▶ [Stated goal] Counting only lines that hold "this", give the total and nothing more.

▶ [Extracted records]
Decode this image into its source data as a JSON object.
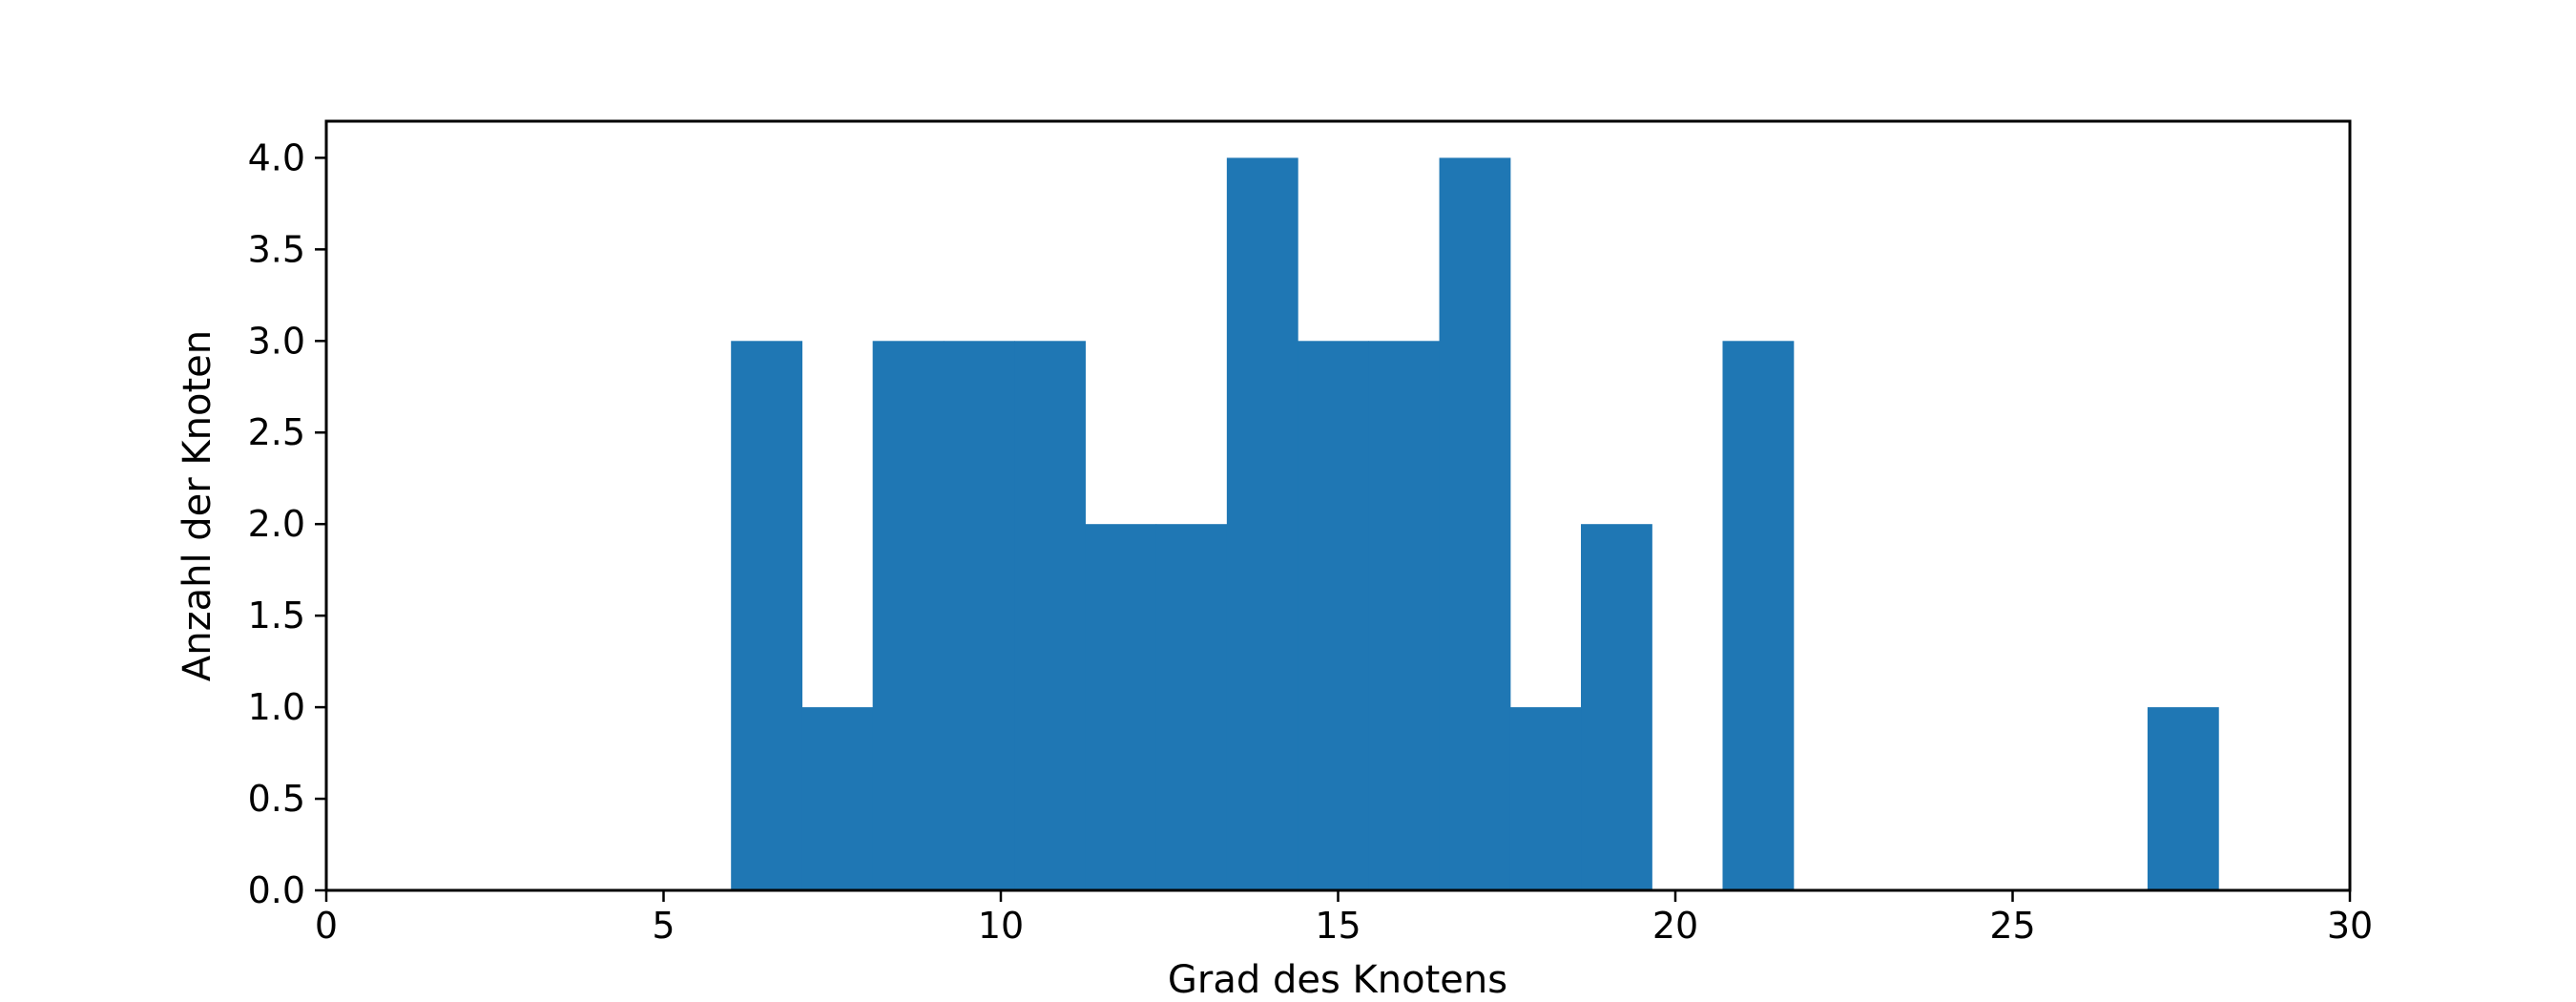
{
  "chart_data": {
    "type": "bar",
    "title": "",
    "xlabel": "Grad des Knotens",
    "ylabel": "Anzahl der Knoten",
    "xlim": [
      0,
      30
    ],
    "ylim": [
      0,
      4.2
    ],
    "grid": false,
    "color": "#1f77b4",
    "bins": [
      {
        "x0": 6.0,
        "x1": 7.05,
        "count": 3
      },
      {
        "x0": 7.05,
        "x1": 8.1,
        "count": 1
      },
      {
        "x0": 8.1,
        "x1": 9.15,
        "count": 3
      },
      {
        "x0": 9.15,
        "x1": 10.2,
        "count": 3
      },
      {
        "x0": 10.2,
        "x1": 11.25,
        "count": 3
      },
      {
        "x0": 11.25,
        "x1": 12.3,
        "count": 2
      },
      {
        "x0": 12.3,
        "x1": 13.35,
        "count": 2
      },
      {
        "x0": 13.35,
        "x1": 14.4,
        "count": 4
      },
      {
        "x0": 14.4,
        "x1": 15.45,
        "count": 3
      },
      {
        "x0": 15.45,
        "x1": 16.5,
        "count": 3
      },
      {
        "x0": 16.5,
        "x1": 17.55,
        "count": 4
      },
      {
        "x0": 17.55,
        "x1": 18.6,
        "count": 1
      },
      {
        "x0": 18.6,
        "x1": 19.65,
        "count": 2
      },
      {
        "x0": 19.65,
        "x1": 20.7,
        "count": 0
      },
      {
        "x0": 20.7,
        "x1": 21.75,
        "count": 3
      },
      {
        "x0": 21.75,
        "x1": 22.8,
        "count": 0
      },
      {
        "x0": 22.8,
        "x1": 23.85,
        "count": 0
      },
      {
        "x0": 23.85,
        "x1": 24.9,
        "count": 0
      },
      {
        "x0": 24.9,
        "x1": 25.95,
        "count": 0
      },
      {
        "x0": 25.95,
        "x1": 27.0,
        "count": 0
      },
      {
        "x0": 27.0,
        "x1": 28.05,
        "count": 1
      }
    ],
    "xticks": [
      0,
      5,
      10,
      15,
      20,
      25,
      30
    ],
    "xtick_labels": [
      "0",
      "5",
      "10",
      "15",
      "20",
      "25",
      "30"
    ],
    "yticks": [
      0,
      0.5,
      1,
      1.5,
      2,
      2.5,
      3,
      3.5,
      4
    ],
    "ytick_labels": [
      "0.0",
      "0.5",
      "1.0",
      "1.5",
      "2.0",
      "2.5",
      "3.0",
      "3.5",
      "4.0"
    ]
  }
}
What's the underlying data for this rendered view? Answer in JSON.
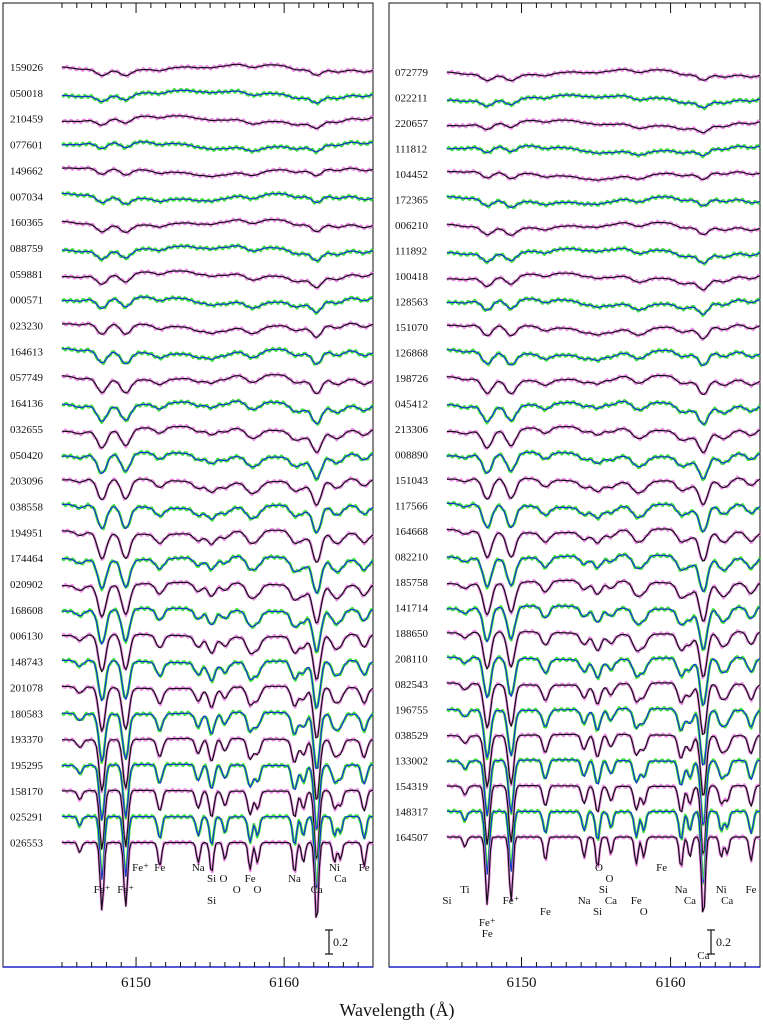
{
  "chart_data": {
    "type": "line",
    "xlabel": "Wavelength (Å)",
    "colors": {
      "observed": "#ea7fe6",
      "observed_alt": "#2adb2a",
      "model": "#111111",
      "model_alt": "#1a2fd6",
      "masked": "#9aa89a",
      "axis_line": "#1b22c8"
    },
    "panels": [
      {
        "name": "left",
        "xlim": [
          6145,
          6166
        ],
        "xticks": [
          6150,
          6160
        ],
        "xtick_labels": [
          "6150",
          "6160"
        ],
        "stars": [
          "159026",
          "050018",
          "210459",
          "077601",
          "149662",
          "007034",
          "160365",
          "088759",
          "059881",
          "000571",
          "023230",
          "164613",
          "057749",
          "164136",
          "032655",
          "050420",
          "203096",
          "038558",
          "194951",
          "174464",
          "020902",
          "168608",
          "006130",
          "148743",
          "201078",
          "180583",
          "193370",
          "195295",
          "158170",
          "025291",
          "026553"
        ],
        "scale_bar": {
          "value": 0.2,
          "label": "0.2"
        },
        "line_labels": [
          {
            "text": "Fe⁺",
            "wavelength": 6147.7,
            "row": 0
          },
          {
            "text": "Fe⁺",
            "wavelength": 6149.3,
            "row": 0
          },
          {
            "text": "Fe⁺",
            "wavelength": 6150.3,
            "row": -2
          },
          {
            "text": "Fe",
            "wavelength": 6151.6,
            "row": -2
          },
          {
            "text": "Na",
            "wavelength": 6154.2,
            "row": -2
          },
          {
            "text": "Si",
            "wavelength": 6155.1,
            "row": -1
          },
          {
            "text": "O",
            "wavelength": 6155.9,
            "row": -1
          },
          {
            "text": "Si",
            "wavelength": 6155.1,
            "row": 1
          },
          {
            "text": "O",
            "wavelength": 6156.8,
            "row": 0
          },
          {
            "text": "Fe",
            "wavelength": 6157.7,
            "row": -1
          },
          {
            "text": "O",
            "wavelength": 6158.2,
            "row": 0
          },
          {
            "text": "Na",
            "wavelength": 6160.7,
            "row": -1
          },
          {
            "text": "Ca",
            "wavelength": 6162.2,
            "row": 0
          },
          {
            "text": "Ni",
            "wavelength": 6163.4,
            "row": -2
          },
          {
            "text": "Ca",
            "wavelength": 6163.8,
            "row": -1
          },
          {
            "text": "Fe",
            "wavelength": 6165.4,
            "row": -2
          }
        ]
      },
      {
        "name": "right",
        "xlim": [
          6145,
          6166
        ],
        "xticks": [
          6150,
          6160
        ],
        "xtick_labels": [
          "6150",
          "6160"
        ],
        "stars": [
          "072779",
          "022211",
          "220657",
          "111812",
          "104452",
          "172365",
          "006210",
          "111892",
          "100418",
          "128563",
          "151070",
          "126868",
          "198726",
          "045412",
          "213306",
          "008890",
          "151043",
          "117566",
          "164668",
          "082210",
          "185758",
          "141714",
          "188650",
          "208110",
          "082543",
          "196755",
          "038529",
          "133002",
          "154319",
          "148317",
          "164507"
        ],
        "scale_bar": {
          "value": 0.2,
          "label": "0.2"
        },
        "line_labels": [
          {
            "text": "Si",
            "wavelength": 6145.0,
            "row": 1
          },
          {
            "text": "Ti",
            "wavelength": 6146.2,
            "row": 0
          },
          {
            "text": "Fe⁺",
            "wavelength": 6147.7,
            "row": 3
          },
          {
            "text": "Fe",
            "wavelength": 6147.7,
            "row": 4
          },
          {
            "text": "Fe⁺",
            "wavelength": 6149.3,
            "row": 1
          },
          {
            "text": "Fe",
            "wavelength": 6151.6,
            "row": 2
          },
          {
            "text": "Na",
            "wavelength": 6154.2,
            "row": 1
          },
          {
            "text": "Si",
            "wavelength": 6155.1,
            "row": 2
          },
          {
            "text": "O",
            "wavelength": 6155.2,
            "row": -2
          },
          {
            "text": "Si",
            "wavelength": 6155.5,
            "row": 0
          },
          {
            "text": "O",
            "wavelength": 6155.9,
            "row": -1
          },
          {
            "text": "Ca",
            "wavelength": 6156.0,
            "row": 1
          },
          {
            "text": "Fe",
            "wavelength": 6157.7,
            "row": 1
          },
          {
            "text": "O",
            "wavelength": 6158.2,
            "row": 2
          },
          {
            "text": "Fe",
            "wavelength": 6159.4,
            "row": -2
          },
          {
            "text": "Na",
            "wavelength": 6160.7,
            "row": 0
          },
          {
            "text": "Ca",
            "wavelength": 6161.3,
            "row": 1
          },
          {
            "text": "Ni",
            "wavelength": 6163.4,
            "row": 0
          },
          {
            "text": "Ca",
            "wavelength": 6163.8,
            "row": 1
          },
          {
            "text": "Fe",
            "wavelength": 6165.4,
            "row": 0
          },
          {
            "text": "Ca",
            "wavelength": 6162.2,
            "row": 6
          }
        ]
      }
    ]
  }
}
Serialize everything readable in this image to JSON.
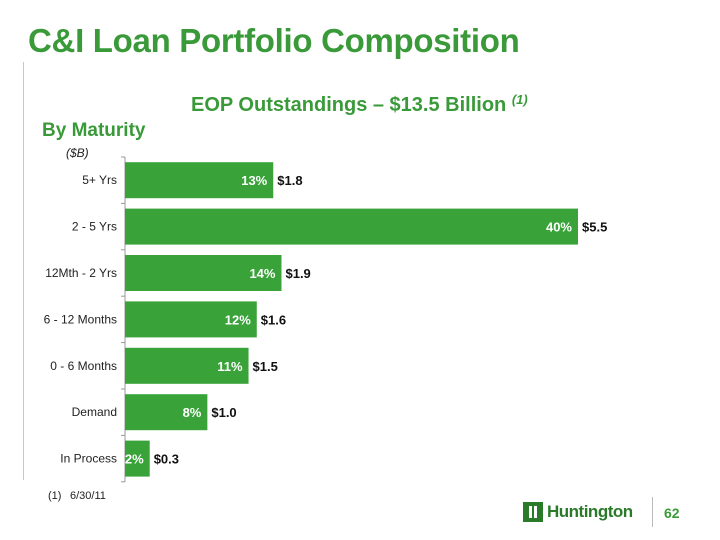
{
  "slide": {
    "title": "C&I Loan Portfolio Composition",
    "subtitle_main": "EOP Outstandings – $13.5 Billion",
    "subtitle_note": "(1)",
    "section_heading": "By Maturity",
    "units": "($B)",
    "footnote_number": "(1)",
    "footnote_text": "6/30/11",
    "page_number": "62",
    "logo_text": "Huntington"
  },
  "colors": {
    "bar": "#39a339",
    "title": "#3a9a3a",
    "axis": "#999999"
  },
  "chart_data": {
    "type": "bar",
    "orientation": "horizontal",
    "categories": [
      "5+ Yrs",
      "2 - 5 Yrs",
      "12Mth - 2 Yrs",
      "6 - 12 Months",
      "0 - 6 Months",
      "Demand",
      "In Process"
    ],
    "series": [
      {
        "values": [
          1.8,
          5.5,
          1.9,
          1.6,
          1.5,
          1.0,
          0.3
        ],
        "value_labels": [
          "$1.8",
          "$5.5",
          "$1.9",
          "$1.6",
          "$1.5",
          "$1.0",
          "$0.3"
        ],
        "percent_labels": [
          "13%",
          "40%",
          "14%",
          "12%",
          "11%",
          "8%",
          "2%"
        ]
      }
    ],
    "xlim": [
      0,
      6.0
    ],
    "grid": false,
    "legend": false
  }
}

▶ [Correct result] 3